++++ Data for the task
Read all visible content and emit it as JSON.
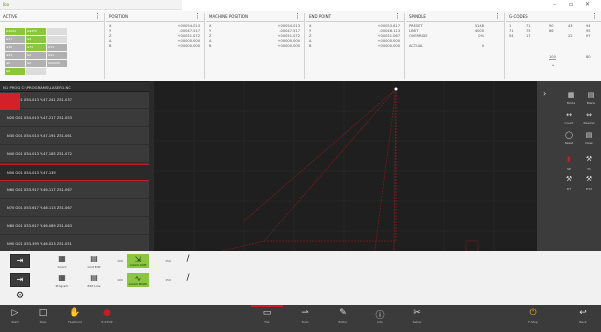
{
  "titlebar": {
    "app_label": "Ibo",
    "window_controls": [
      "–",
      "▫",
      "✕"
    ]
  },
  "infopanel": {
    "active": {
      "header": "ACTIVE",
      "cells": [
        [
          "G40X0",
          "G94T0",
          ""
        ],
        [
          "G17",
          "G4",
          "",
          ""
        ],
        [
          "G40",
          "G72",
          "G71",
          "G72"
        ],
        [
          "G21",
          "G0",
          "G91",
          "G90"
        ],
        [
          "G0",
          "G0",
          "",
          "G00000"
        ],
        [
          "G0",
          "G0.24L",
          "",
          ""
        ]
      ]
    },
    "position": {
      "header": "POSITION",
      "rows": [
        [
          "X",
          "+00054.013"
        ],
        [
          "Y",
          "-00047.517"
        ],
        [
          "Z",
          "+00051.072"
        ],
        [
          "A",
          "+00000.000"
        ],
        [
          "B",
          "+00000.000"
        ]
      ]
    },
    "machine_position": {
      "header": "MACHINE POSITION",
      "rows": [
        [
          "X",
          "+00054.013"
        ],
        [
          "Y",
          "-00047.517"
        ],
        [
          "Z",
          "+00051.072"
        ],
        [
          "A",
          "+00000.000"
        ],
        [
          "B",
          "+00000.000"
        ]
      ]
    },
    "end_point": {
      "header": "END POINT",
      "rows": [
        [
          "X",
          "+00053.617"
        ],
        [
          "Y",
          "-00046.113"
        ],
        [
          "Z",
          "+00051.067"
        ],
        [
          "A",
          "+00000.000"
        ],
        [
          "B",
          "+00000.000"
        ]
      ]
    },
    "spindle": {
      "header": "SPINDLE",
      "rows": [
        [
          "PRESET",
          "5148"
        ],
        [
          "LIMIT",
          "4000"
        ],
        [
          "OVERRIDE",
          "0%"
        ],
        [
          "",
          ""
        ],
        [
          "ACTUAL",
          "0"
        ]
      ]
    },
    "gcodes": {
      "header": "G-CODES",
      "grid": [
        [
          "1",
          "71",
          "90",
          "43",
          "94"
        ],
        [
          "71",
          "75",
          "66",
          "",
          "95"
        ],
        [
          "54",
          "17",
          "",
          "22",
          "97"
        ]
      ],
      "footer": [
        "100",
        "80"
      ]
    }
  },
  "program": {
    "header": "N1 PROG C:\\PROGRAMS\\LASER1.NC",
    "lines": [
      "N10 G01 X54.013 Y-47.241 Z51.037",
      "N20 G01 X54.013 Y-47.217 Z51.053",
      "N30 G01 X54.013 Y-47.191 Z51.061",
      "N40 G01 X54.013 Y-47.165 Z51.072",
      "N50 G01 X54.013 Y-47.139",
      "N60 G01 X53.917 Y-46.117 Z51.067",
      "N70 G01 X53.617 Y-46.113 Z51.067",
      "N80 G01 X53.617 Y-46.089 Z51.063",
      "N90 G01 X53.395 Y-46.023 Z51.051"
    ],
    "selected_index": 4
  },
  "graph": {
    "accent": "#c41e25",
    "trace_color": "#7d1d22",
    "grid_color": "#333333"
  },
  "sidepanel": {
    "items": [
      {
        "icon": "▦",
        "label": "Mode"
      },
      {
        "icon": "▤",
        "label": "Blank"
      },
      {
        "icon": "↔",
        "label": "Count"
      },
      {
        "icon": "⇔",
        "label": "Rewind"
      },
      {
        "icon": "◯",
        "label": "Reset"
      },
      {
        "icon": "▤",
        "label": "Clear"
      },
      {
        "icon": "▮",
        "label": "SP"
      },
      {
        "icon": "⚒",
        "label": "T1"
      },
      {
        "icon": "⚒",
        "label": "DT"
      },
      {
        "icon": "⚒",
        "label": "DT2"
      }
    ]
  },
  "softkeys": {
    "row1": [
      {
        "icon": "⇥",
        "label": "Feed"
      },
      {
        "icon": "▦",
        "label": "Coord"
      },
      {
        "icon": "▤",
        "label": "Grid Edit"
      },
      {
        "icon": "100",
        "label": ""
      },
      {
        "icon": "⇲",
        "label": "ALIGN LINE"
      },
      {
        "icon": "150",
        "label": ""
      },
      {
        "icon": "/",
        "label": ""
      }
    ],
    "row2": [
      {
        "icon": "⇥",
        "label": "Setup"
      },
      {
        "icon": "▦",
        "label": "Program"
      },
      {
        "icon": "▤",
        "label": "Edit Line"
      },
      {
        "icon": "100",
        "label": ""
      },
      {
        "icon": "∿",
        "label": "ALIGN MARK"
      },
      {
        "icon": "150",
        "label": ""
      },
      {
        "icon": "/",
        "label": ""
      }
    ],
    "row3": [
      {
        "icon": "⚙",
        "label": ""
      }
    ]
  },
  "bottombar": {
    "items": [
      {
        "icon": "▷",
        "label": "Start"
      },
      {
        "icon": "□",
        "label": "Stop"
      },
      {
        "icon": "✋",
        "label": "Feedhold"
      },
      {
        "icon": "●",
        "label": "E-STOP"
      },
      {
        "icon": "▭",
        "label": "File"
      },
      {
        "icon": "⇀",
        "label": "Tools"
      },
      {
        "icon": "✎",
        "label": "Editor"
      },
      {
        "icon": "ⓘ",
        "label": "Info"
      },
      {
        "icon": "✂",
        "label": "Setup"
      },
      {
        "icon": "⏻",
        "label": "F-Stop"
      },
      {
        "icon": "↩",
        "label": "Back"
      }
    ]
  }
}
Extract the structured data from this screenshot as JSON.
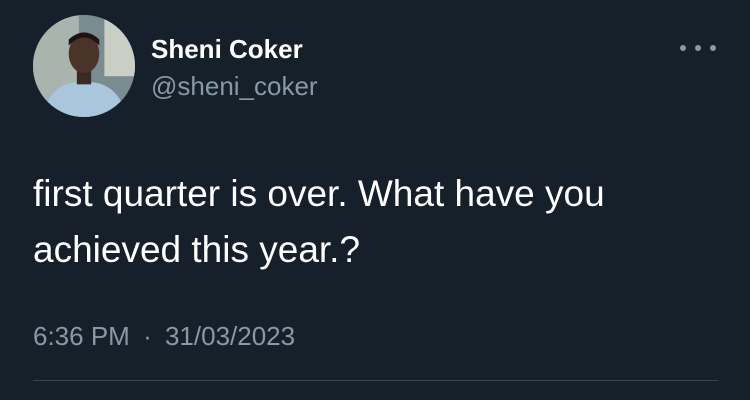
{
  "user": {
    "display_name": "Sheni Coker",
    "handle": "@sheni_coker"
  },
  "tweet": {
    "text": "first quarter is over. What have you achieved this year.?",
    "time": "6:36 PM",
    "separator": "·",
    "date": "31/03/2023"
  },
  "icons": {
    "more": "more-options-icon"
  },
  "colors": {
    "background": "#15202b",
    "primary_text": "#ffffff",
    "secondary_text": "#8899a6",
    "divider": "#38444d"
  }
}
++++++++
- _Prompt_: Pictures don't belong in the copy. Restate all the entries exactly.

- _Finished exercise_:
Read all visible content and emit it as JSON.
{
  "titlebar": {
    "app_label": "Ibo",
    "window_controls": [
      "–",
      "▫",
      "✕"
    ]
  },
  "infopanel": {
    "active": {
      "header": "ACTIVE",
      "cells": [
        [
          "G40X0",
          "G94T0",
          ""
        ],
        [
          "G17",
          "G4",
          "",
          ""
        ],
        [
          "G40",
          "G72",
          "G71",
          "G72"
        ],
        [
          "G21",
          "G0",
          "G91",
          "G90"
        ],
        [
          "G0",
          "G0",
          "",
          "G00000"
        ],
        [
          "G0",
          "G0.24L",
          "",
          ""
        ]
      ]
    },
    "position": {
      "header": "POSITION",
      "rows": [
        [
          "X",
          "+00054.013"
        ],
        [
          "Y",
          "-00047.517"
        ],
        [
          "Z",
          "+00051.072"
        ],
        [
          "A",
          "+00000.000"
        ],
        [
          "B",
          "+00000.000"
        ]
      ]
    },
    "machine_position": {
      "header": "MACHINE POSITION",
      "rows": [
        [
          "X",
          "+00054.013"
        ],
        [
          "Y",
          "-00047.517"
        ],
        [
          "Z",
          "+00051.072"
        ],
        [
          "A",
          "+00000.000"
        ],
        [
          "B",
          "+00000.000"
        ]
      ]
    },
    "end_point": {
      "header": "END POINT",
      "rows": [
        [
          "X",
          "+00053.617"
        ],
        [
          "Y",
          "-00046.113"
        ],
        [
          "Z",
          "+00051.067"
        ],
        [
          "A",
          "+00000.000"
        ],
        [
          "B",
          "+00000.000"
        ]
      ]
    },
    "spindle": {
      "header": "SPINDLE",
      "rows": [
        [
          "PRESET",
          "5148"
        ],
        [
          "LIMIT",
          "4000"
        ],
        [
          "OVERRIDE",
          "0%"
        ],
        [
          "",
          ""
        ],
        [
          "ACTUAL",
          "0"
        ]
      ]
    },
    "gcodes": {
      "header": "G-CODES",
      "grid": [
        [
          "1",
          "71",
          "90",
          "43",
          "94"
        ],
        [
          "71",
          "75",
          "66",
          "",
          "95"
        ],
        [
          "54",
          "17",
          "",
          "22",
          "97"
        ]
      ],
      "footer": [
        "100",
        "80"
      ]
    }
  },
  "program": {
    "header": "N1 PROG C:\\PROGRAMS\\LASER1.NC",
    "lines": [
      "N10 G01 X54.013 Y-47.241 Z51.037",
      "N20 G01 X54.013 Y-47.217 Z51.053",
      "N30 G01 X54.013 Y-47.191 Z51.061",
      "N40 G01 X54.013 Y-47.165 Z51.072",
      "N50 G01 X54.013 Y-47.139",
      "N60 G01 X53.917 Y-46.117 Z51.067",
      "N70 G01 X53.617 Y-46.113 Z51.067",
      "N80 G01 X53.617 Y-46.089 Z51.063",
      "N90 G01 X53.395 Y-46.023 Z51.051"
    ],
    "selected_index": 4
  },
  "graph": {
    "accent": "#c41e25",
    "trace_color": "#7d1d22",
    "grid_color": "#333333"
  },
  "sidepanel": {
    "items": [
      {
        "icon": "▦",
        "label": "Mode"
      },
      {
        "icon": "▤",
        "label": "Blank"
      },
      {
        "icon": "↔",
        "label": "Count"
      },
      {
        "icon": "⇔",
        "label": "Rewind"
      },
      {
        "icon": "◯",
        "label": "Reset"
      },
      {
        "icon": "▤",
        "label": "Clear"
      },
      {
        "icon": "▮",
        "label": "SP"
      },
      {
        "icon": "⚒",
        "label": "T1"
      },
      {
        "icon": "⚒",
        "label": "DT"
      },
      {
        "icon": "⚒",
        "label": "DT2"
      }
    ]
  },
  "softkeys": {
    "row1": [
      {
        "icon": "⇥",
        "label": "Feed"
      },
      {
        "icon": "▦",
        "label": "Coord"
      },
      {
        "icon": "▤",
        "label": "Grid Edit"
      },
      {
        "icon": "100",
        "label": ""
      },
      {
        "icon": "⇲",
        "label": "ALIGN LINE"
      },
      {
        "icon": "150",
        "label": ""
      },
      {
        "icon": "/",
        "label": ""
      }
    ],
    "row2": [
      {
        "icon": "⇥",
        "label": "Setup"
      },
      {
        "icon": "▦",
        "label": "Program"
      },
      {
        "icon": "▤",
        "label": "Edit Line"
      },
      {
        "icon": "100",
        "label": ""
      },
      {
        "icon": "∿",
        "label": "ALIGN MARK"
      },
      {
        "icon": "150",
        "label": ""
      },
      {
        "icon": "/",
        "label": ""
      }
    ],
    "row3": [
      {
        "icon": "⚙",
        "label": ""
      }
    ]
  },
  "bottombar": {
    "items": [
      {
        "icon": "▷",
        "label": "Start"
      },
      {
        "icon": "□",
        "label": "Stop"
      },
      {
        "icon": "✋",
        "label": "Feedhold"
      },
      {
        "icon": "●",
        "label": "E-STOP"
      },
      {
        "icon": "▭",
        "label": "File"
      },
      {
        "icon": "⇀",
        "label": "Tools"
      },
      {
        "icon": "✎",
        "label": "Editor"
      },
      {
        "icon": "ⓘ",
        "label": "Info"
      },
      {
        "icon": "✂",
        "label": "Setup"
      },
      {
        "icon": "⏻",
        "label": "F-Stop"
      },
      {
        "icon": "↩",
        "label": "Back"
      }
    ]
  }
}
Extract the structured data from this screenshot as JSON.
{
  "user": {
    "display_name": "Sheni Coker",
    "handle": "@sheni_coker"
  },
  "tweet": {
    "text": "first quarter is over. What have you achieved this year.?",
    "time": "6:36 PM",
    "separator": "·",
    "date": "31/03/2023"
  },
  "icons": {
    "more": "more-options-icon"
  },
  "colors": {
    "background": "#15202b",
    "primary_text": "#ffffff",
    "secondary_text": "#8899a6",
    "divider": "#38444d"
  }
}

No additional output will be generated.